● **GIVEN REQUEST**
Locate the line that contains "Transcribe the text in this document.". Print it and every subsequent line through the final line of the records, exactly and only those.

-.-.-

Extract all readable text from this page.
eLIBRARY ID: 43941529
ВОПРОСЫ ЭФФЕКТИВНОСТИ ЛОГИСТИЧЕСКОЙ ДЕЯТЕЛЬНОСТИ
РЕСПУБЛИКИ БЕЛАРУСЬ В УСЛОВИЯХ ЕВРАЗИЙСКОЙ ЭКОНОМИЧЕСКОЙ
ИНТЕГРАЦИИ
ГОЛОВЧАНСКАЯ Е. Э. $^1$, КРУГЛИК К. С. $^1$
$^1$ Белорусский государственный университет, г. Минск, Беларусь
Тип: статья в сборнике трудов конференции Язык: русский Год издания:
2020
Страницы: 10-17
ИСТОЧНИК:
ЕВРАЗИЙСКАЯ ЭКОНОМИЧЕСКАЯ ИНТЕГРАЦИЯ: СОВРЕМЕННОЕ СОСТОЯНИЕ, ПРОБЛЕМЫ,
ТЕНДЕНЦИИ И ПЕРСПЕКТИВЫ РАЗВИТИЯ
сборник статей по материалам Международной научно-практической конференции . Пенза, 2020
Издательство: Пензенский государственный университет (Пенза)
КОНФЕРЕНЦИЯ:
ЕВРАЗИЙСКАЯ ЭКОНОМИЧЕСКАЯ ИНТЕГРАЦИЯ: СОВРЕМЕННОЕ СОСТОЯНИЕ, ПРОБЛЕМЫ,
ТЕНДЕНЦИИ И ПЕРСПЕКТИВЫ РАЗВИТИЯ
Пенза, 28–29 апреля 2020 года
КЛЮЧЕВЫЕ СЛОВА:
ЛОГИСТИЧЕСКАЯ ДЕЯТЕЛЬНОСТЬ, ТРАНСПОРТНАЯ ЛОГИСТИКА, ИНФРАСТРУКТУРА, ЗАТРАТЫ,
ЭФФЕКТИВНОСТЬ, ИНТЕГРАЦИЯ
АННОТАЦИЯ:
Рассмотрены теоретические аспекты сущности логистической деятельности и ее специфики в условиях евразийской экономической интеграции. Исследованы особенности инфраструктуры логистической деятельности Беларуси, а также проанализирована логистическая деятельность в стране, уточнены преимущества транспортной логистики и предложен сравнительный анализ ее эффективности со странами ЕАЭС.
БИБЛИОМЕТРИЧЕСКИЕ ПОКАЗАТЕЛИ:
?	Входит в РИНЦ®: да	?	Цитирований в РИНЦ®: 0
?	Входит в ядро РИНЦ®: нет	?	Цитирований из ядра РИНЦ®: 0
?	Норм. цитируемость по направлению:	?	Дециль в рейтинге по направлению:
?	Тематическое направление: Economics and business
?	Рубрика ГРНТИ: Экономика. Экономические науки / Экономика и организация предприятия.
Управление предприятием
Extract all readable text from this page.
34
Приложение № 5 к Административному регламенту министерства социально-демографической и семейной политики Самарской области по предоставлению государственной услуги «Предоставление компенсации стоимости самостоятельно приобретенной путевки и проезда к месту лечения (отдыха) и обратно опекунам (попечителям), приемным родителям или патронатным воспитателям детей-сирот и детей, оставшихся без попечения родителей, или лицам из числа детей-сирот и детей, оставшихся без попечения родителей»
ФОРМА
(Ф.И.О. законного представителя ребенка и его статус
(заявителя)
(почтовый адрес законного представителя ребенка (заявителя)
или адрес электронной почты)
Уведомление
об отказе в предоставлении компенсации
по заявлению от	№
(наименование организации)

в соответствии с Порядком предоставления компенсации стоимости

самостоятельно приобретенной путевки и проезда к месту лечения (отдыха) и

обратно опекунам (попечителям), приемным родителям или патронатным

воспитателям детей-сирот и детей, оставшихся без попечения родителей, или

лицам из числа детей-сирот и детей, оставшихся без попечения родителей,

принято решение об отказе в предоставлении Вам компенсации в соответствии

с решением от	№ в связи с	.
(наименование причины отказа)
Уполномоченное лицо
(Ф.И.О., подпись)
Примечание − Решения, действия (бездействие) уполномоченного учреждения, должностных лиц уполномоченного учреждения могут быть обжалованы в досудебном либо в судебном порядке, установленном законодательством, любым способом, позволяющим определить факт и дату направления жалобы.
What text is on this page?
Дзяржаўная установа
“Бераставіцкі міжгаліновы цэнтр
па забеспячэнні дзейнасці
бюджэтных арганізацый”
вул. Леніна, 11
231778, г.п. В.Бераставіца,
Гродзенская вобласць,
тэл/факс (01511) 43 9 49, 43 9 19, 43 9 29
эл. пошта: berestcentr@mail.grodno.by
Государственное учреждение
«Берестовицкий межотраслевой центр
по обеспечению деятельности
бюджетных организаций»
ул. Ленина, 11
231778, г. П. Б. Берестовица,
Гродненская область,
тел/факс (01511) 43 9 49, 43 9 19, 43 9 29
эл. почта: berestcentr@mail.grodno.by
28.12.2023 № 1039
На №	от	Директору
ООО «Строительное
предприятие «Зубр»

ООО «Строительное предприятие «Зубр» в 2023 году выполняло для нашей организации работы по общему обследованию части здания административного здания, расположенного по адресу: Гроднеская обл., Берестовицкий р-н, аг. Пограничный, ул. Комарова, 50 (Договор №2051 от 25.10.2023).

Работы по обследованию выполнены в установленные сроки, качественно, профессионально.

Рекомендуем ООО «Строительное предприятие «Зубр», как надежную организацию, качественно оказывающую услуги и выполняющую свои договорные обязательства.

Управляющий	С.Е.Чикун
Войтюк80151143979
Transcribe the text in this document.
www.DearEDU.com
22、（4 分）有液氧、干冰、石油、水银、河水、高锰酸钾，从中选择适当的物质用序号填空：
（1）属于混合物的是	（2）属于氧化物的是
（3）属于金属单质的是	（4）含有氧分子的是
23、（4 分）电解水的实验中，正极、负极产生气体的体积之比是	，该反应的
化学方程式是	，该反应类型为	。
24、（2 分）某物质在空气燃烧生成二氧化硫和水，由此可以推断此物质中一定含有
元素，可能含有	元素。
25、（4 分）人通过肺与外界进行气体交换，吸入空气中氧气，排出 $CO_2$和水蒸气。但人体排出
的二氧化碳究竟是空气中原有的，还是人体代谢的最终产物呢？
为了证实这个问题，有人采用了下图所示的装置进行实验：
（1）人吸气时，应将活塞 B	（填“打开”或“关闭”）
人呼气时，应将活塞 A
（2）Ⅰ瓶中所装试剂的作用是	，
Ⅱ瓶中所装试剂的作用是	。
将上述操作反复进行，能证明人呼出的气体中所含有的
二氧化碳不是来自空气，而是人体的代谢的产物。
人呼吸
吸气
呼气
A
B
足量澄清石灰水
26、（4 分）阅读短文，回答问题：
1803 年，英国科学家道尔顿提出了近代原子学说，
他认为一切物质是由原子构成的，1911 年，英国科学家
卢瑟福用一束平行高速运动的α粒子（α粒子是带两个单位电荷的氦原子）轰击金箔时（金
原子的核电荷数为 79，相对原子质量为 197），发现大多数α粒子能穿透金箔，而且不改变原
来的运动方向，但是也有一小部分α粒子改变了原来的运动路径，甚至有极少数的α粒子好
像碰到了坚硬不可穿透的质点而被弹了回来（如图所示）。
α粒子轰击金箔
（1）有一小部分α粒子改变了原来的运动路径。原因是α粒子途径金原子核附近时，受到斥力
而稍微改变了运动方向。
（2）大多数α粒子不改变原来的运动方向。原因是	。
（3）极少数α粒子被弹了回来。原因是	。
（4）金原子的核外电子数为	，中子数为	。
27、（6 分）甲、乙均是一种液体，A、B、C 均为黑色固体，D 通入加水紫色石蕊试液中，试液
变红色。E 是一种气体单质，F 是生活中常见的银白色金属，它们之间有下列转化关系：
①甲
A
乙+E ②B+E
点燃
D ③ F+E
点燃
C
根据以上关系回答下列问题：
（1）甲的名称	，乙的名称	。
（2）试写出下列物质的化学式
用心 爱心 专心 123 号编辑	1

-.-.-

● **THE REPLY**
Transcribe the text in this document.
www.DearEDU.com
22、（4 分）有液氧、干冰、石油、水银、河水、高锰酸钾，从中选择适当的物质用序号填空：
（1）属于混合物的是	（2）属于氧化物的是
（3）属于金属单质的是	（4）含有氧分子的是
23、（4 分）电解水的实验中，正极、负极产生气体的体积之比是	，该反应的
化学方程式是	，该反应类型为	。
24、（2 分）某物质在空气燃烧生成二氧化硫和水，由此可以推断此物质中一定含有
元素，可能含有	元素。
25、（4 分）人通过肺与外界进行气体交换，吸入空气中氧气，排出 $CO_2$和水蒸气。但人体排出
的二氧化碳究竟是空气中原有的，还是人体代谢的最终产物呢？
为了证实这个问题，有人采用了下图所示的装置进行实验：
（1）人吸气时，应将活塞 B	（填“打开”或“关闭”）
人呼气时，应将活塞 A
（2）Ⅰ瓶中所装试剂的作用是	，
Ⅱ瓶中所装试剂的作用是	。
将上述操作反复进行，能证明人呼出的气体中所含有的
二氧化碳不是来自空气，而是人体的代谢的产物。
人呼吸
吸气
呼气
A
B
足量澄清石灰水
26、（4 分）阅读短文，回答问题：
1803 年，英国科学家道尔顿提出了近代原子学说，
他认为一切物质是由原子构成的，1911 年，英国科学家
卢瑟福用一束平行高速运动的α粒子（α粒子是带两个单位电荷的氦原子）轰击金箔时（金
原子的核电荷数为 79，相对原子质量为 197），发现大多数α粒子能穿透金箔，而且不改变原
来的运动方向，但是也有一小部分α粒子改变了原来的运动路径，甚至有极少数的α粒子好
像碰到了坚硬不可穿透的质点而被弹了回来（如图所示）。
α粒子轰击金箔
（1）有一小部分α粒子改变了原来的运动路径。原因是α粒子途径金原子核附近时，受到斥力
而稍微改变了运动方向。
（2）大多数α粒子不改变原来的运动方向。原因是	。
（3）极少数α粒子被弹了回来。原因是	。
（4）金原子的核外电子数为	，中子数为	。
27、（6 分）甲、乙均是一种液体，A、B、C 均为黑色固体，D 通入加水紫色石蕊试液中，试液
变红色。E 是一种气体单质，F 是生活中常见的银白色金属，它们之间有下列转化关系：
①甲
A
乙+E ②B+E
点燃
D ③ F+E
点燃
C
根据以上关系回答下列问题：
（1）甲的名称	，乙的名称	。
（2）试写出下列物质的化学式
用心 爱心 专心 123 号编辑	1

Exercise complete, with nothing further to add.